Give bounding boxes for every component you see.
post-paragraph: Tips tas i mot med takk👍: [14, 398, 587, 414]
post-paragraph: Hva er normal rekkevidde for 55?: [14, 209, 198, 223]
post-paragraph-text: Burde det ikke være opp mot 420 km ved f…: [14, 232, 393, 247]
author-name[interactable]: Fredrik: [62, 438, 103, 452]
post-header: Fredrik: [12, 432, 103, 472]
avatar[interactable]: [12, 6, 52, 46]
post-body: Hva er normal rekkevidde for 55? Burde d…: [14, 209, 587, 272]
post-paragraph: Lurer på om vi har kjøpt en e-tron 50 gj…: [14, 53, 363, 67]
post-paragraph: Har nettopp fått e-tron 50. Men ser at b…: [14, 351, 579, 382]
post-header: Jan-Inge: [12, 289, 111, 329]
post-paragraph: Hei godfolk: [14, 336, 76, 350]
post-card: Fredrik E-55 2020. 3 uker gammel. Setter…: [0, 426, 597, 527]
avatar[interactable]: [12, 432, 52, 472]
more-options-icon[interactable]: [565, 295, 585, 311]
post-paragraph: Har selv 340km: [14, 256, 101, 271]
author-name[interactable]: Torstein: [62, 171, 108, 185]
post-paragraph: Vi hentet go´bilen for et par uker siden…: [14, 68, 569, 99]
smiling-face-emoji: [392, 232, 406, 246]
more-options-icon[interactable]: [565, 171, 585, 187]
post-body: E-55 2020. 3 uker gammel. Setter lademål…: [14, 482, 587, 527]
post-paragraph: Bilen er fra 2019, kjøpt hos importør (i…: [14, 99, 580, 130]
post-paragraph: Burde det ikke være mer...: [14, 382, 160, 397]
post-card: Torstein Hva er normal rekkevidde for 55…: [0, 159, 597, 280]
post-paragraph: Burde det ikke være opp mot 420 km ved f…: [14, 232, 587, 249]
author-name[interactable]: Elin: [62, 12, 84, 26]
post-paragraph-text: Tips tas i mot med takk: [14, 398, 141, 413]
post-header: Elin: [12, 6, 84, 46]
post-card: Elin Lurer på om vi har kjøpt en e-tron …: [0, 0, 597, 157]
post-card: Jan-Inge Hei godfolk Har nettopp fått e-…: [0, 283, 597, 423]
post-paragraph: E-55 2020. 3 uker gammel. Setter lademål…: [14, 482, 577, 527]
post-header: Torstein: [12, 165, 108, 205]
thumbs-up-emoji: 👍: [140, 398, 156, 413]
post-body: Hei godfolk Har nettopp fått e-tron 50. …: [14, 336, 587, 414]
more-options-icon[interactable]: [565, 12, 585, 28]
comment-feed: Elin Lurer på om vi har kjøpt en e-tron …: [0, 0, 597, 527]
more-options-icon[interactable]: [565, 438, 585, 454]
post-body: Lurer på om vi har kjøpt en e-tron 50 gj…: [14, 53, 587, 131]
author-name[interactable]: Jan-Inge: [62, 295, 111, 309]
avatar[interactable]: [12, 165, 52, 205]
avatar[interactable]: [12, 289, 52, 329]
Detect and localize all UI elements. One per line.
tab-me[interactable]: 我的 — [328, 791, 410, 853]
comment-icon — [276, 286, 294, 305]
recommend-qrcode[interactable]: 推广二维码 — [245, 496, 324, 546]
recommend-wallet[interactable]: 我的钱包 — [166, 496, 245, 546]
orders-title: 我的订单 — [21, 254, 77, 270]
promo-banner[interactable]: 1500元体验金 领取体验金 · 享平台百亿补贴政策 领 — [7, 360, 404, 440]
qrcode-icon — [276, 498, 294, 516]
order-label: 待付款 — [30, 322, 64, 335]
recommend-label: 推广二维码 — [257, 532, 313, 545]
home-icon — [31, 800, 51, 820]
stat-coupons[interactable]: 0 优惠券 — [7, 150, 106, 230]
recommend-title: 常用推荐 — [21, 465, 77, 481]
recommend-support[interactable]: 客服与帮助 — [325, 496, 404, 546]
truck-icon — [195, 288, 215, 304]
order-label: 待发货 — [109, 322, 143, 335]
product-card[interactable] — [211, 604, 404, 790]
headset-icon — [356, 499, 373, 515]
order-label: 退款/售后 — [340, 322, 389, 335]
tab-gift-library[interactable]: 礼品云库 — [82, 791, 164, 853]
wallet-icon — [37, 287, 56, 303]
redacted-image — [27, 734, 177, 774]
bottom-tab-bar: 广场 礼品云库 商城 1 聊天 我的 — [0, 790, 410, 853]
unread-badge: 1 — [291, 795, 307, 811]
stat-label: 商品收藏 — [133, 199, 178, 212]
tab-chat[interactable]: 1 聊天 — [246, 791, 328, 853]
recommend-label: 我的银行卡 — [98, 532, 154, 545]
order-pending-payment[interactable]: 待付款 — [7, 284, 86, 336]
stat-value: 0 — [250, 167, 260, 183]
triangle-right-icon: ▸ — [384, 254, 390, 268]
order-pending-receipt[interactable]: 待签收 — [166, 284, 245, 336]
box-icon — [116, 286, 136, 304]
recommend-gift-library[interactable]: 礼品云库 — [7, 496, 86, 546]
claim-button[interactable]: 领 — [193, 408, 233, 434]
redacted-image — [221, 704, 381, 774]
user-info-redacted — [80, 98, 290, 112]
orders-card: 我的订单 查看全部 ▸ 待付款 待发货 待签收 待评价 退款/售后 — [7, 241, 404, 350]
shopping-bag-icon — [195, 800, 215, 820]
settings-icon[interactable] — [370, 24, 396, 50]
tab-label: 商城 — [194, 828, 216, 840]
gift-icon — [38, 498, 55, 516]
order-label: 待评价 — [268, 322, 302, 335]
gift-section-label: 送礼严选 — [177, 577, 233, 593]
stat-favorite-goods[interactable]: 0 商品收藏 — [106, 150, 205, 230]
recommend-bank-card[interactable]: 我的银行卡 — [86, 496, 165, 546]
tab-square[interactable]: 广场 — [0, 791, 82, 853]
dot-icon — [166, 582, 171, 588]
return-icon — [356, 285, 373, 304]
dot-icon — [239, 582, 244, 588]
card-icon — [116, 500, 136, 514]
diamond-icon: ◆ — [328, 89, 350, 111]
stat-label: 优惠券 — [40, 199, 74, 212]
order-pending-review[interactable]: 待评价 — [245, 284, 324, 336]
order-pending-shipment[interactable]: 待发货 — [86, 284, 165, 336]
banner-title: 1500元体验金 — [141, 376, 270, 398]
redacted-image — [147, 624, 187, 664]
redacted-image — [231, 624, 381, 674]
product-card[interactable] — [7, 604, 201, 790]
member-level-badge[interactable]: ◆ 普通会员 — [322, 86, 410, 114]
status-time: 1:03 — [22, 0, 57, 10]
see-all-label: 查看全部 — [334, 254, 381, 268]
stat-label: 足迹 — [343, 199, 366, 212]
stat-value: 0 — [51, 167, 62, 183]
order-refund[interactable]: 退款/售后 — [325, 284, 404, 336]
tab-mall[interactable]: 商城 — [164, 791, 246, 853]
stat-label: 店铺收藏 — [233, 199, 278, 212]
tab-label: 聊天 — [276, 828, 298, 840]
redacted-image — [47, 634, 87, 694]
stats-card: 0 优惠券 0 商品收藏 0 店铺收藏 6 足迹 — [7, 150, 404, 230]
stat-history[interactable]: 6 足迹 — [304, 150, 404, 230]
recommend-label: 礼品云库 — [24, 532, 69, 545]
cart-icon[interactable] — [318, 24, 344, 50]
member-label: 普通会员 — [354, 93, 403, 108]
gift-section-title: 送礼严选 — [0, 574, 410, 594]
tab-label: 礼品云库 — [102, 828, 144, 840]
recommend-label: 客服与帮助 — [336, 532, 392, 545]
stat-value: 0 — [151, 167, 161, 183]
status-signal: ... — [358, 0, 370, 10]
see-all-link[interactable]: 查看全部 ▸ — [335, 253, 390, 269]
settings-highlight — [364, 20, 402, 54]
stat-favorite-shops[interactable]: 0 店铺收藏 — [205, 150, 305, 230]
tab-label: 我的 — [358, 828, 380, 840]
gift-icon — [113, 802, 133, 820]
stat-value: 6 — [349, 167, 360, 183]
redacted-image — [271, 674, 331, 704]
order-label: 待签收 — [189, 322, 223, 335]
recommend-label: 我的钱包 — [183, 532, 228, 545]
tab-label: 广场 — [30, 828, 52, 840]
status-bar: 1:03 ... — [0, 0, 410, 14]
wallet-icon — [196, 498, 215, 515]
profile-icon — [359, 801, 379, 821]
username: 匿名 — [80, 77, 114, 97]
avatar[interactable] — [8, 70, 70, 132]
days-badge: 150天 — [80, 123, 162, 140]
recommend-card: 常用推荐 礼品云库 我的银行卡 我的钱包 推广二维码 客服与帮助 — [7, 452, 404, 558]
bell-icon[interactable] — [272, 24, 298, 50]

## YOUR TASK
Could you update the rows from the start through the line containing "author-name[interactable]: Torstein: [62, 171, 108, 185]", replacing "post-header" with "post-heading" and leaving everything else unchanged?

## THE REPLY
Give bounding boxes for every component you see.
post-paragraph: Tips tas i mot med takk👍: [14, 398, 587, 414]
post-paragraph: Hva er normal rekkevidde for 55?: [14, 209, 198, 223]
post-paragraph-text: Burde det ikke være opp mot 420 km ved f…: [14, 232, 393, 247]
author-name[interactable]: Fredrik: [62, 438, 103, 452]
post-heading: Fredrik: [12, 432, 103, 472]
avatar[interactable]: [12, 6, 52, 46]
post-body: Hva er normal rekkevidde for 55? Burde d…: [14, 209, 587, 272]
post-paragraph: Lurer på om vi har kjøpt en e-tron 50 gj…: [14, 53, 363, 67]
post-paragraph: Har nettopp fått e-tron 50. Men ser at b…: [14, 351, 579, 382]
post-heading: Jan-Inge: [12, 289, 111, 329]
post-paragraph: Hei godfolk: [14, 336, 76, 350]
post-card: Fredrik E-55 2020. 3 uker gammel. Setter…: [0, 426, 597, 527]
avatar[interactable]: [12, 432, 52, 472]
more-options-icon[interactable]: [565, 295, 585, 311]
post-paragraph: Har selv 340km: [14, 256, 101, 271]
author-name[interactable]: Torstein: [62, 171, 108, 185]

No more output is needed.